SELECTED TEXT |
[Begin]

Thursday, April 11, 2013

101: Prisoner of Youth


ENTRY 101: Prisoner of Youth

Fads don’t last. Every generation learns that the hard way. Clothes, vehicles, jewelry, philosophies, religions, politics, attitudes; those can all be discarded, tucked away, or changed as public opinion shifts, latches onto the ice-hot new thing. Technology is very fad-driven, dependent on the early rush of interest to generate wide adoption, spur development, get investors to throw their credits at you. Early adopters take on a lot of risks, and none moreso than those who put their faith and their resources into body modifications and morphs. It’s an old story: the dye job you couldn’t wait to grow out; the tattoo you got that was just an embarrassment later; those hologram dermal inlays on your eyelids that were all the rage for about two weeks before the basilisk hack hit people when they were sleeping… Fads hit morphs even harder. A body or a shell doesn’t quite come cheap or easy in most places; there’s too much infolife and not enough bods to go around.

[End]

STORED RECORDS |
[Begin]

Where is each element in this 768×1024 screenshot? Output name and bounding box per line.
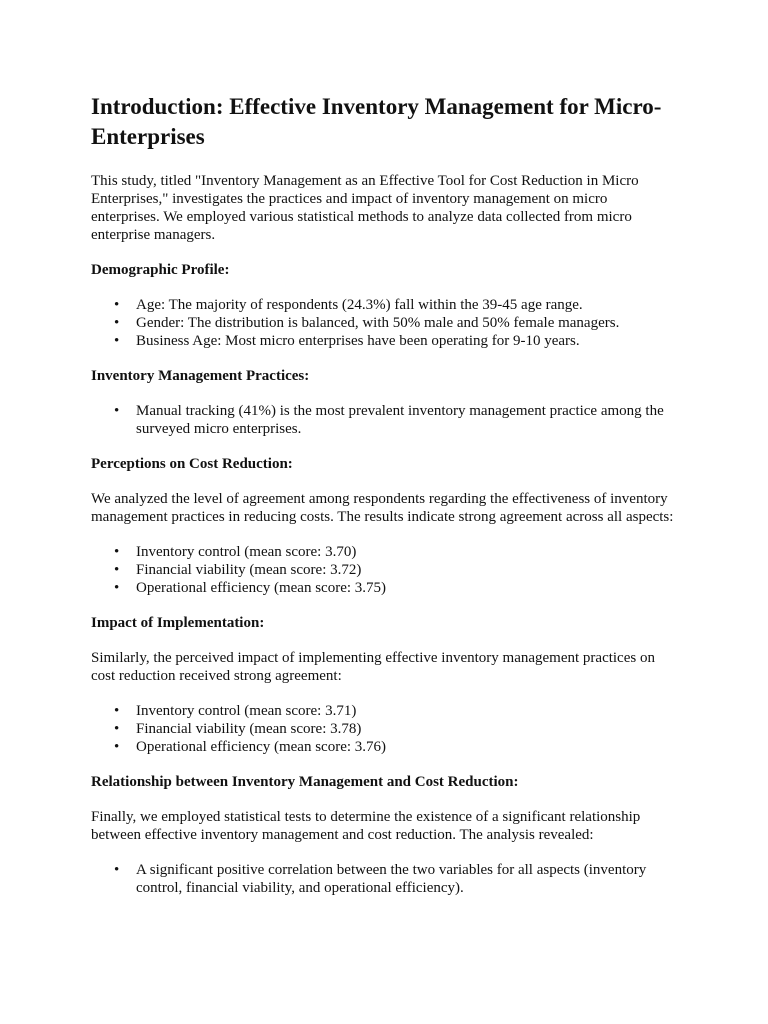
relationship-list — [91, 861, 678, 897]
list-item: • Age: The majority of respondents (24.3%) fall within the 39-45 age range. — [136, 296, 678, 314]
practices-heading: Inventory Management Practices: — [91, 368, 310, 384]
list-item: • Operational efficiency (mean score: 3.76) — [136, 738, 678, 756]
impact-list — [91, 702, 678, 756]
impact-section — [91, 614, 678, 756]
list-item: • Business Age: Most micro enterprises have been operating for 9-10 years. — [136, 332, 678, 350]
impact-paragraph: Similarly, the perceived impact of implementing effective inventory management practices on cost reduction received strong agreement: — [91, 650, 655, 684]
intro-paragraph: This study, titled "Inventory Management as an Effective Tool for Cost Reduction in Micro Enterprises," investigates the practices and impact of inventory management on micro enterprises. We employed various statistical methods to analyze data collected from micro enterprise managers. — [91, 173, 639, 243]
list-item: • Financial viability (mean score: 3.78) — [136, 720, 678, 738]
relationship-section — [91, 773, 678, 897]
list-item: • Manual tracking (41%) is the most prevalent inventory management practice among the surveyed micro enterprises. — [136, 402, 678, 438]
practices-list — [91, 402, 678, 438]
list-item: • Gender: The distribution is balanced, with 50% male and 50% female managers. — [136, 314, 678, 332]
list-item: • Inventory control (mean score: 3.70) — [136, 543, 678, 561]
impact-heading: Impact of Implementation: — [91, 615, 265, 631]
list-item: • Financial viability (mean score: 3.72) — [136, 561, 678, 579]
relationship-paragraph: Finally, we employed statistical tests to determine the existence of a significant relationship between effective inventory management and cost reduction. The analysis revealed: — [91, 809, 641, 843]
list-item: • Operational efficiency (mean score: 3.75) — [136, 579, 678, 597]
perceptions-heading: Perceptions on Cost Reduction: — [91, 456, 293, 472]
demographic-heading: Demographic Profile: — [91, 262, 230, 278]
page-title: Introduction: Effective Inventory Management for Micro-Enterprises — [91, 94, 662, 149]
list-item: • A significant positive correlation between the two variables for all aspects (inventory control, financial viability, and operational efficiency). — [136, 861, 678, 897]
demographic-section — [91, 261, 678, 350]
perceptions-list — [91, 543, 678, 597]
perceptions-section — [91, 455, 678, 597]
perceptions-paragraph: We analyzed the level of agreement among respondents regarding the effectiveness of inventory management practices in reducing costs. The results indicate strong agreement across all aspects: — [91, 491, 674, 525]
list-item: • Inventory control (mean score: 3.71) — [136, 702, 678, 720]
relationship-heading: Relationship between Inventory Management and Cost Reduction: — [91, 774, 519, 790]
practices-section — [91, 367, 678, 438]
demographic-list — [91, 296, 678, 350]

[End]

EXERCISE INSTRUCTIONS |
1: In the entry about fads and body modifications, for how long were the hologram dermal inlays on eyelids all the rage?
2: Write the next part of the entry about fads and body modifications, starting after its last sentence.

OUTPUTS IN ORDER |
1: About two weeks.

2:
Of course, that’s cold comfort if you’re born in one. Prisoner of Youth was a Luna kid just when neotenics was taking off like wildfire; their parents actually had to buy into a lottery for the procedure. Hypercorps were scouting the fetus in utero, promising scholarships and guaranteed contracts for smallships in the half-size colonies they were planning. By the time Prisoner of Youth hit full growth at six, the opportunities had dried up; the mass exodus from Earth meant there were too many full-sized bodies, no need to muck about with pint-sized habitats. So PoY didn’t get the world they were promised, the world they were built and trained for, a walking talking fashion disaster a decade out of date with the rest of the ‘verse. Others handled the transition better; immortal “child” models and actors and sex workers who could always find a market for what they were selling, but Prisoner of Youth knew they were meant for the stars, and that’s where they’ll be some day.

COG
COO
INT
REF
SAV
SOM
WIL
MOX
18
17
18
16
14
12
16
-
INIT
SPD
LUC
TT
IR
DUR
WT
DR
7
1
32
6
64
30
6
45

Morph: Neotenic (Neuter)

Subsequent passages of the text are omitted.